What you will do: Print the entire listing. Each line must match the original exactly.

--------------------------------------------------

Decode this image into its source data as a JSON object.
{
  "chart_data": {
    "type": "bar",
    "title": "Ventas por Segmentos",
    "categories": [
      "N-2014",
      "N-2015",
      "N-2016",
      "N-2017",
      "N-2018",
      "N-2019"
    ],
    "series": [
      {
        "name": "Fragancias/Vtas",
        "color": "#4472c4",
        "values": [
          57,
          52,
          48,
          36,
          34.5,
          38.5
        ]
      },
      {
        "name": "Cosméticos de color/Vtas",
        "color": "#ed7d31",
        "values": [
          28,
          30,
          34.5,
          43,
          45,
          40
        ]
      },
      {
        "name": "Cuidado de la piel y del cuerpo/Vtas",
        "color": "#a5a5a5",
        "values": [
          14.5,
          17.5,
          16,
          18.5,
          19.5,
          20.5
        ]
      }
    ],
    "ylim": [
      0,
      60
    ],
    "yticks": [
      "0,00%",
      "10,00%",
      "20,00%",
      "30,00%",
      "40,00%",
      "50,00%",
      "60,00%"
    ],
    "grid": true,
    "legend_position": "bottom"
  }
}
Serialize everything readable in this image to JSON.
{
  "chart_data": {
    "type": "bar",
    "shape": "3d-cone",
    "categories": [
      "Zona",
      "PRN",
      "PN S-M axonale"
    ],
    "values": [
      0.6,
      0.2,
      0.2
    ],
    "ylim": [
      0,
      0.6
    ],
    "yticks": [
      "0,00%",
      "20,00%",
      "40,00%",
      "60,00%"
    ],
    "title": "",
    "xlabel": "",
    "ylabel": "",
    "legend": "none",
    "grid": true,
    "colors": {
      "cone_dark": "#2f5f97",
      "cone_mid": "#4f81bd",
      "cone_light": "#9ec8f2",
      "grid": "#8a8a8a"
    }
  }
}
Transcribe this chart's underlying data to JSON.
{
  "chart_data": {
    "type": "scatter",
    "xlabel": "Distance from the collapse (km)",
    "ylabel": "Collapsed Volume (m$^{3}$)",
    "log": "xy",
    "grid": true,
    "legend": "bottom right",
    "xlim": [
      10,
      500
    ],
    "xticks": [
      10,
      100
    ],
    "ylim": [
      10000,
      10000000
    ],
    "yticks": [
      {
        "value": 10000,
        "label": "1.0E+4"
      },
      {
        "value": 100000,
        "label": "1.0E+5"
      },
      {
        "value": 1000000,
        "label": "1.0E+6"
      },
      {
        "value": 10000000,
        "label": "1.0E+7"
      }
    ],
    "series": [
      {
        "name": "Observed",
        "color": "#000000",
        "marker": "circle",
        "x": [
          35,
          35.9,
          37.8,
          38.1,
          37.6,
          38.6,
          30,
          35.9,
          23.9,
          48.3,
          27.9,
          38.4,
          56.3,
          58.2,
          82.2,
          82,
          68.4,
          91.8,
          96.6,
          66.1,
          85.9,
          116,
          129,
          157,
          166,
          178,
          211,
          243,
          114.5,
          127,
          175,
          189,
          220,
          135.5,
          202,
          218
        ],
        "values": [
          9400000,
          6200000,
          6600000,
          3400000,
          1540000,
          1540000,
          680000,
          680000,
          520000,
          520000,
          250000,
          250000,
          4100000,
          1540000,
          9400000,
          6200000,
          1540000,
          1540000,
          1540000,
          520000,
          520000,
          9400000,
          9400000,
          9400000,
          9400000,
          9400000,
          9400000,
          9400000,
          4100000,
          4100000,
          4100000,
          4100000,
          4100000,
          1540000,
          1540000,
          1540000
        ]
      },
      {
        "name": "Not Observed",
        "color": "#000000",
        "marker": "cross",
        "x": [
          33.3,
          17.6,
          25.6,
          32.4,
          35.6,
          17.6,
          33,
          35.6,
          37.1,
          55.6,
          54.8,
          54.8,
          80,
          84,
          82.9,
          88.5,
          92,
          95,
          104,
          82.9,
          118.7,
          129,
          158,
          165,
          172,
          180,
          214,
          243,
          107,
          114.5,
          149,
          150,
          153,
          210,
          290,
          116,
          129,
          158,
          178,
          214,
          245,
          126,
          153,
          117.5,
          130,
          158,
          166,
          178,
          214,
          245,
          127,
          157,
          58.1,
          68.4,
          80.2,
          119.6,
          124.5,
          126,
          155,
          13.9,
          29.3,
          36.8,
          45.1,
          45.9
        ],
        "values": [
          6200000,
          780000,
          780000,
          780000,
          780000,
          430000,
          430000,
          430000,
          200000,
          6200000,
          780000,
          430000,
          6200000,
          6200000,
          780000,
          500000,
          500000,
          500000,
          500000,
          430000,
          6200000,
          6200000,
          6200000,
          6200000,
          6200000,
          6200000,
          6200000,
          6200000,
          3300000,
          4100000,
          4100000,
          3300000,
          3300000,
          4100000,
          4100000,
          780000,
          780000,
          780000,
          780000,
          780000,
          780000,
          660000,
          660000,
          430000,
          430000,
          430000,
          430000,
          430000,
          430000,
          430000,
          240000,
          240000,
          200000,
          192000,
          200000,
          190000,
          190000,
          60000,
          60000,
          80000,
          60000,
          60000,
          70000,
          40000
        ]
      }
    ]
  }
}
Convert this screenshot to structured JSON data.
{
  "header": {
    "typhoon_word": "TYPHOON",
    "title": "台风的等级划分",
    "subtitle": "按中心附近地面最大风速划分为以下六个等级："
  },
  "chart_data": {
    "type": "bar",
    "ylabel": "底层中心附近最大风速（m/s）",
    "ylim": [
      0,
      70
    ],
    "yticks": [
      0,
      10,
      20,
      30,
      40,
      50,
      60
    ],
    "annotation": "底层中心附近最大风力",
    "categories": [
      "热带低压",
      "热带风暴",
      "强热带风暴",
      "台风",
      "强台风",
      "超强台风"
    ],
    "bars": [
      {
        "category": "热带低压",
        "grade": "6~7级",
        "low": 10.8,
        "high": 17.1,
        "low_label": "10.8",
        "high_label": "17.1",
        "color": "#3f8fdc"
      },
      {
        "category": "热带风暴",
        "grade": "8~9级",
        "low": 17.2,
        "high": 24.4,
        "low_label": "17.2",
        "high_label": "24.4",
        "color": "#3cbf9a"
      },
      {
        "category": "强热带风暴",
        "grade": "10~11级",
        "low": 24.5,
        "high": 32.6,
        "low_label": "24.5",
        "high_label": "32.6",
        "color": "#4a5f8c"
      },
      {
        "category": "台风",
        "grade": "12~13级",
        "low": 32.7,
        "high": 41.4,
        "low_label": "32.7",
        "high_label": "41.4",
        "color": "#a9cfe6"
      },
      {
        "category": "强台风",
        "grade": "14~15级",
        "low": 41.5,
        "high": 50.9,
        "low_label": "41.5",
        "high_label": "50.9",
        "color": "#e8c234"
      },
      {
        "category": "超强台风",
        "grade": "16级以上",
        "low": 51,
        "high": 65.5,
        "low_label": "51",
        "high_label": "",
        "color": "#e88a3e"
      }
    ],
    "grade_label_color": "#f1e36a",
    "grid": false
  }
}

--------------------------------------------------

Reply:
Decode this image into its source data as a JSON object.
{
  "chart_data": {
    "type": "bar",
    "title": "Ventas por Segmentos",
    "categories": [
      "N-2014",
      "N-2015",
      "N-2016",
      "N-2017",
      "N-2018",
      "N-2019"
    ],
    "series": [
      {
        "name": "Fragancias/Vtas",
        "color": "#4472c4",
        "values": [
          57,
          52,
          48,
          36,
          34.5,
          38.5
        ]
      },
      {
        "name": "Cosméticos de color/Vtas",
        "color": "#ed7d31",
        "values": [
          28,
          30,
          34.5,
          43,
          45,
          40
        ]
      },
      {
        "name": "Cuidado de la piel y del cuerpo/Vtas",
        "color": "#a5a5a5",
        "values": [
          14.5,
          17.5,
          16,
          18.5,
          19.5,
          20.5
        ]
      }
    ],
    "ylim": [
      0,
      60
    ],
    "yticks": [
      "0,00%",
      "10,00%",
      "20,00%",
      "30,00%",
      "40,00%",
      "50,00%",
      "60,00%"
    ],
    "grid": true,
    "legend_position": "bottom"
  }
}
Serialize everything readable in this image to JSON.
{
  "chart_data": {
    "type": "bar",
    "shape": "3d-cone",
    "categories": [
      "Zona",
      "PRN",
      "PN S-M axonale"
    ],
    "values": [
      0.6,
      0.2,
      0.2
    ],
    "ylim": [
      0,
      0.6
    ],
    "yticks": [
      "0,00%",
      "20,00%",
      "40,00%",
      "60,00%"
    ],
    "title": "",
    "xlabel": "",
    "ylabel": "",
    "legend": "none",
    "grid": true,
    "colors": {
      "cone_dark": "#2f5f97",
      "cone_mid": "#4f81bd",
      "cone_light": "#9ec8f2",
      "grid": "#8a8a8a"
    }
  }
}
Transcribe this chart's underlying data to JSON.
{
  "chart_data": {
    "type": "scatter",
    "xlabel": "Distance from the collapse (km)",
    "ylabel": "Collapsed Volume (m$^{3}$)",
    "log": "xy",
    "grid": true,
    "legend": "bottom right",
    "xlim": [
      10,
      500
    ],
    "xticks": [
      10,
      100
    ],
    "ylim": [
      10000,
      10000000
    ],
    "yticks": [
      {
        "value": 10000,
        "label": "1.0E+4"
      },
      {
        "value": 100000,
        "label": "1.0E+5"
      },
      {
        "value": 1000000,
        "label": "1.0E+6"
      },
      {
        "value": 10000000,
        "label": "1.0E+7"
      }
    ],
    "series": [
      {
        "name": "Observed",
        "color": "#000000",
        "marker": "circle",
        "x": [
          35,
          35.9,
          37.8,
          38.1,
          37.6,
          38.6,
          30,
          35.9,
          23.9,
          48.3,
          27.9,
          38.4,
          56.3,
          58.2,
          82.2,
          82,
          68.4,
          91.8,
          96.6,
          66.1,
          85.9,
          116,
          129,
          157,
          166,
          178,
          211,
          243,
          114.5,
          127,
          175,
          189,
          220,
          135.5,
          202,
          218
        ],
        "values": [
          9400000,
          6200000,
          6600000,
          3400000,
          1540000,
          1540000,
          680000,
          680000,
          520000,
          520000,
          250000,
          250000,
          4100000,
          1540000,
          9400000,
          6200000,
          1540000,
          1540000,
          1540000,
          520000,
          520000,
          9400000,
          9400000,
          9400000,
          9400000,
          9400000,
          9400000,
          9400000,
          4100000,
          4100000,
          4100000,
          4100000,
          4100000,
          1540000,
          1540000,
          1540000
        ]
      },
      {
        "name": "Not Observed",
        "color": "#000000",
        "marker": "cross",
        "x": [
          33.3,
          17.6,
          25.6,
          32.4,
          35.6,
          17.6,
          33,
          35.6,
          37.1,
          55.6,
          54.8,
          54.8,
          80,
          84,
          82.9,
          88.5,
          92,
          95,
          104,
          82.9,
          118.7,
          129,
          158,
          165,
          172,
          180,
          214,
          243,
          107,
          114.5,
          149,
          150,
          153,
          210,
          290,
          116,
          129,
          158,
          178,
          214,
          245,
          126,
          153,
          117.5,
          130,
          158,
          166,
          178,
          214,
          245,
          127,
          157,
          58.1,
          68.4,
          80.2,
          119.6,
          124.5,
          126,
          155,
          13.9,
          29.3,
          36.8,
          45.1,
          45.9
        ],
        "values": [
          6200000,
          780000,
          780000,
          780000,
          780000,
          430000,
          430000,
          430000,
          200000,
          6200000,
          780000,
          430000,
          6200000,
          6200000,
          780000,
          500000,
          500000,
          500000,
          500000,
          430000,
          6200000,
          6200000,
          6200000,
          6200000,
          6200000,
          6200000,
          6200000,
          6200000,
          3300000,
          4100000,
          4100000,
          3300000,
          3300000,
          4100000,
          4100000,
          780000,
          780000,
          780000,
          780000,
          780000,
          780000,
          660000,
          660000,
          430000,
          430000,
          430000,
          430000,
          430000,
          430000,
          430000,
          240000,
          240000,
          200000,
          192000,
          200000,
          190000,
          190000,
          60000,
          60000,
          80000,
          60000,
          60000,
          70000,
          40000
        ]
      }
    ]
  }
}
Convert this screenshot to structured JSON data.
{
  "header": {
    "typhoon_word": "TYPHOON",
    "title": "台风的等级划分",
    "subtitle": "按中心附近地面最大风速划分为以下六个等级："
  },
  "chart_data": {
    "type": "bar",
    "ylabel": "底层中心附近最大风速（m/s）",
    "ylim": [
      0,
      70
    ],
    "yticks": [
      0,
      10,
      20,
      30,
      40,
      50,
      60
    ],
    "annotation": "底层中心附近最大风力",
    "categories": [
      "热带低压",
      "热带风暴",
      "强热带风暴",
      "台风",
      "强台风",
      "超强台风"
    ],
    "bars": [
      {
        "category": "热带低压",
        "grade": "6~7级",
        "low": 10.8,
        "high": 17.1,
        "low_label": "10.8",
        "high_label": "17.1",
        "color": "#3f8fdc"
      },
      {
        "category": "热带风暴",
        "grade": "8~9级",
        "low": 17.2,
        "high": 24.4,
        "low_label": "17.2",
        "high_label": "24.4",
        "color": "#3cbf9a"
      },
      {
        "category": "强热带风暴",
        "grade": "10~11级",
        "low": 24.5,
        "high": 32.6,
        "low_label": "24.5",
        "high_label": "32.6",
        "color": "#4a5f8c"
      },
      {
        "category": "台风",
        "grade": "12~13级",
        "low": 32.7,
        "high": 41.4,
        "low_label": "32.7",
        "high_label": "41.4",
        "color": "#a9cfe6"
      },
      {
        "category": "强台风",
        "grade": "14~15级",
        "low": 41.5,
        "high": 50.9,
        "low_label": "41.5",
        "high_label": "50.9",
        "color": "#e8c234"
      },
      {
        "category": "超强台风",
        "grade": "16级以上",
        "low": 51,
        "high": 65.5,
        "low_label": "51",
        "high_label": "",
        "color": "#e88a3e"
      }
    ],
    "grade_label_color": "#f1e36a",
    "grid": false
  }
}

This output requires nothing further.